[PROMPT] A line counts if it contains the word "verantwortlich" at least once. State how many such lines the records contain, giving the number alone.

---

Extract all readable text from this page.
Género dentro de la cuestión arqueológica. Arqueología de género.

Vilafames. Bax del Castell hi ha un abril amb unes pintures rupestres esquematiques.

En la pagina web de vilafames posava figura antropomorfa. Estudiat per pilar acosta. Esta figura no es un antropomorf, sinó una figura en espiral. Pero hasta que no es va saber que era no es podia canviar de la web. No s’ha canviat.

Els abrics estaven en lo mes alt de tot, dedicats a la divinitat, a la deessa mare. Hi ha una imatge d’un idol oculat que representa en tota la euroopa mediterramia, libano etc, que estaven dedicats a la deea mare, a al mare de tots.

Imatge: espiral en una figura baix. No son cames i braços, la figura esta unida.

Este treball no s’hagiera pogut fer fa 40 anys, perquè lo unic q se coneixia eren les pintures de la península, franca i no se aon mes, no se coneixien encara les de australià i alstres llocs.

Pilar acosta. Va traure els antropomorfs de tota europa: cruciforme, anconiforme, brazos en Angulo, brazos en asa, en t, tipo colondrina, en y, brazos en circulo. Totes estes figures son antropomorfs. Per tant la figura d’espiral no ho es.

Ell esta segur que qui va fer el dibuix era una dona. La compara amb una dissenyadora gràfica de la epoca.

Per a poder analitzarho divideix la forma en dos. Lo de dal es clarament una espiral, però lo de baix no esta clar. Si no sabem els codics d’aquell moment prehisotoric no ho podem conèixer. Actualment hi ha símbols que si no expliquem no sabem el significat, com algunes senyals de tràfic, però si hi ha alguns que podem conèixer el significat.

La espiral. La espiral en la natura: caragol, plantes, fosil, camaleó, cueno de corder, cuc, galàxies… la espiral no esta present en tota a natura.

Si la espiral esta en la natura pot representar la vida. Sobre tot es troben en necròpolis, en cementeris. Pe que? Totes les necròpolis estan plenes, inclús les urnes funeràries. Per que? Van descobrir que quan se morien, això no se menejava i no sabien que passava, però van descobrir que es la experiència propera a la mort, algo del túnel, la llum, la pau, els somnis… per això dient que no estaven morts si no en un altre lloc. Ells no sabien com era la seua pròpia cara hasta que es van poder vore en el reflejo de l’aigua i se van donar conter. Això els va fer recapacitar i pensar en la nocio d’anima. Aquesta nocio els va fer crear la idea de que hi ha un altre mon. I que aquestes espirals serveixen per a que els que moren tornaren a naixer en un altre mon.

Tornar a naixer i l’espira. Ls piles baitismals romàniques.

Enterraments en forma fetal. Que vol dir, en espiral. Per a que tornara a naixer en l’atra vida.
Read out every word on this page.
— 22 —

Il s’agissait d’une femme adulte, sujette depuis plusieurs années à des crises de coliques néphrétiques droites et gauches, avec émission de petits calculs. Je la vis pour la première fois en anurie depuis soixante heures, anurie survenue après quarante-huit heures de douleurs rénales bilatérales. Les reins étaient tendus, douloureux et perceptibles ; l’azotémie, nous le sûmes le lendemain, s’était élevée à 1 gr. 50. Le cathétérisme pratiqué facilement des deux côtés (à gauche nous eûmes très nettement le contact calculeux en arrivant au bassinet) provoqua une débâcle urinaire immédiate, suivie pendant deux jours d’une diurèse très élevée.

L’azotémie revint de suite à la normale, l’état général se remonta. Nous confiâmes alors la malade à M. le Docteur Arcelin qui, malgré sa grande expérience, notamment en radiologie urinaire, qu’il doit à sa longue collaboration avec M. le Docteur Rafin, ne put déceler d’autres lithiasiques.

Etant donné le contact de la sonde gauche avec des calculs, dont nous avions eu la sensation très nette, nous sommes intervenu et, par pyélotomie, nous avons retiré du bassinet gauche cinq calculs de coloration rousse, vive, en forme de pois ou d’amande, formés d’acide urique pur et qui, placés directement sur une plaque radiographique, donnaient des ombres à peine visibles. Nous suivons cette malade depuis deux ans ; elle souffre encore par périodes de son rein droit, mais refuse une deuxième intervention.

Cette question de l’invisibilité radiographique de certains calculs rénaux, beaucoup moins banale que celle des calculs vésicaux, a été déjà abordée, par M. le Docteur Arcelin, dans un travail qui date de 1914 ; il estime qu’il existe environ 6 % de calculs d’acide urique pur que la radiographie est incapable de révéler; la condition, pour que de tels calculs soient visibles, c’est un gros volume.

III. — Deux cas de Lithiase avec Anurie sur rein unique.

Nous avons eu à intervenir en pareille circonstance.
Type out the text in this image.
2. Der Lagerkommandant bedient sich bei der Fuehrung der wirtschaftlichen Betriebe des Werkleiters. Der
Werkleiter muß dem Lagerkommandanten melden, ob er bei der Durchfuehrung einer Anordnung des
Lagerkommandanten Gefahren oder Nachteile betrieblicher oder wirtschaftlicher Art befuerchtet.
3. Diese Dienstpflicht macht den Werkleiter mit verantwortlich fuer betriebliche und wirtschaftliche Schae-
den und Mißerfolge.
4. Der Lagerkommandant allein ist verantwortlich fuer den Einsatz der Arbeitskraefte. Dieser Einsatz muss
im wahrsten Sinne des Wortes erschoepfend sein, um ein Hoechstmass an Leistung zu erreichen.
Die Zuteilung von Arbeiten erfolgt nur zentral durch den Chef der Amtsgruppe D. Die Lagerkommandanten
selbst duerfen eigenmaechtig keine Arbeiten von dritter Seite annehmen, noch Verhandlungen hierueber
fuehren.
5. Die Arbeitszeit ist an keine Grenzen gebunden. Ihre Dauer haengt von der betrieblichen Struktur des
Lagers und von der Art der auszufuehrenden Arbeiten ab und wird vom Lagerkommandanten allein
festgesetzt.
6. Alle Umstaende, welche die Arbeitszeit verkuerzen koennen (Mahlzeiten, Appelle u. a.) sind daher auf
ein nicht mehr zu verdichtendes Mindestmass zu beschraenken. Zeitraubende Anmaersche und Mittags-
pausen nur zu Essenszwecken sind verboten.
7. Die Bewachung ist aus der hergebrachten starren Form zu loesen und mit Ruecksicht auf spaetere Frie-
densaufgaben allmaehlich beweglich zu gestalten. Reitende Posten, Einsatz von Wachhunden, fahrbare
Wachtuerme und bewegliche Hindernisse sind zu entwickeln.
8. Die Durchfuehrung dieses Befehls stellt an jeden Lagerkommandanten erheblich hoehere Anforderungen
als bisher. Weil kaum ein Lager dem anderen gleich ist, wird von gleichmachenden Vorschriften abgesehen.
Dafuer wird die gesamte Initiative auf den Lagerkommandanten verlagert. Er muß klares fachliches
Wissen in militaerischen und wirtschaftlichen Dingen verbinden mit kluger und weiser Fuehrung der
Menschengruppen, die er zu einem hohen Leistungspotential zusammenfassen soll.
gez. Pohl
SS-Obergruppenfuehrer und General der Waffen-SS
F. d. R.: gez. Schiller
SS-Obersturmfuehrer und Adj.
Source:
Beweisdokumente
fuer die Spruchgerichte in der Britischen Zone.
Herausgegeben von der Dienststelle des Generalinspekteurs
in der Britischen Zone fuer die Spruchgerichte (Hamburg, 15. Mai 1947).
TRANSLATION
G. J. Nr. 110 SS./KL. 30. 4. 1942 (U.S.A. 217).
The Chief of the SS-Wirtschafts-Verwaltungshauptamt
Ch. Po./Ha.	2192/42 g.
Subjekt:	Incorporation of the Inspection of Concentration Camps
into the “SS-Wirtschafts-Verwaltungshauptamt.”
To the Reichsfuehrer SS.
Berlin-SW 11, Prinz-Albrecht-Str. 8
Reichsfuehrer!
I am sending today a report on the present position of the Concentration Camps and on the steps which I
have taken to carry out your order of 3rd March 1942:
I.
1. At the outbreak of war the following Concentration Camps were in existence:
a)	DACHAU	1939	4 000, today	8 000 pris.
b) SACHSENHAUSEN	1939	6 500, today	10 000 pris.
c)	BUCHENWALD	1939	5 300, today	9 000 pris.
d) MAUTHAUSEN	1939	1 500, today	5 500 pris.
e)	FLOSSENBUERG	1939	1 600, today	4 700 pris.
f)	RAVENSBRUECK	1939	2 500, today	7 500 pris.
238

---

[EXPECTED ANSWER] 2